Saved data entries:
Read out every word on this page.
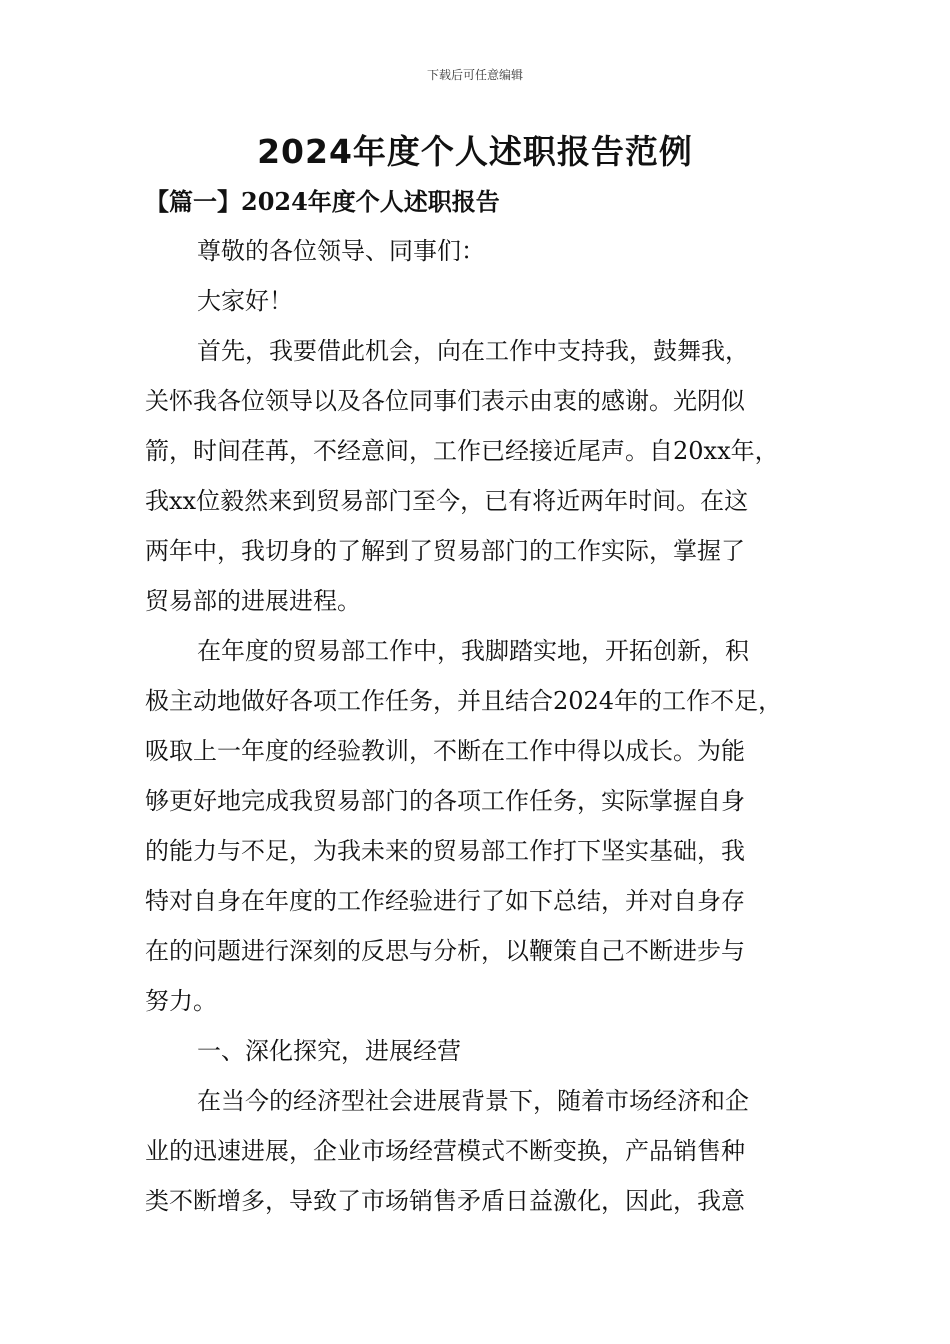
下载后可任意编辑
2024年度个人述职报告范例
【篇一】2024年度个人述职报告

尊敬的各位领导、同事们：

大家好！

首先，我要借此机会，向在工作中支持我，鼓舞我，
关怀我各位领导以及各位同事们表示由衷的感谢。光阴似
箭，时间荏苒，不经意间，工作已经接近尾声。自20xx年，
我xx位毅然来到贸易部门至今，已有将近两年时间。在这
两年中，我切身的了解到了贸易部门的工作实际，掌握了
贸易部的进展进程。

在年度的贸易部工作中，我脚踏实地，开拓创新，积
极主动地做好各项工作任务，并且结合2024年的工作不足，
吸取上一年度的经验教训，不断在工作中得以成长。为能
够更好地完成我贸易部门的各项工作任务，实际掌握自身
的能力与不足，为我未来的贸易部工作打下坚实基础，我
特对自身在年度的工作经验进行了如下总结，并对自身存
在的问题进行深刻的反思与分析，以鞭策自己不断进步与
努力。

一、深化探究，进展经营

在当今的经济型社会进展背景下，随着市场经济和企
业的迅速进展，企业市场经营模式不断变换，产品销售种
类不断增多，导致了市场销售矛盾日益激化，因此，我意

(EXERCISE GOAL): Repeat the listing in full and exactly. Do not include any images.

(ANSWER FOR THIS EXERCISE):
Read out every word on this page.
下载后可任意编辑
2024年度个人述职报告范例
【篇一】2024年度个人述职报告

尊敬的各位领导、同事们：

大家好！

首先，我要借此机会，向在工作中支持我，鼓舞我，
关怀我各位领导以及各位同事们表示由衷的感谢。光阴似
箭，时间荏苒，不经意间，工作已经接近尾声。自20xx年，
我xx位毅然来到贸易部门至今，已有将近两年时间。在这
两年中，我切身的了解到了贸易部门的工作实际，掌握了
贸易部的进展进程。

在年度的贸易部工作中，我脚踏实地，开拓创新，积
极主动地做好各项工作任务，并且结合2024年的工作不足，
吸取上一年度的经验教训，不断在工作中得以成长。为能
够更好地完成我贸易部门的各项工作任务，实际掌握自身
的能力与不足，为我未来的贸易部工作打下坚实基础，我
特对自身在年度的工作经验进行了如下总结，并对自身存
在的问题进行深刻的反思与分析，以鞭策自己不断进步与
努力。

一、深化探究，进展经营

在当今的经济型社会进展背景下，随着市场经济和企
业的迅速进展，企业市场经营模式不断变换，产品销售种
类不断增多，导致了市场销售矛盾日益激化，因此，我意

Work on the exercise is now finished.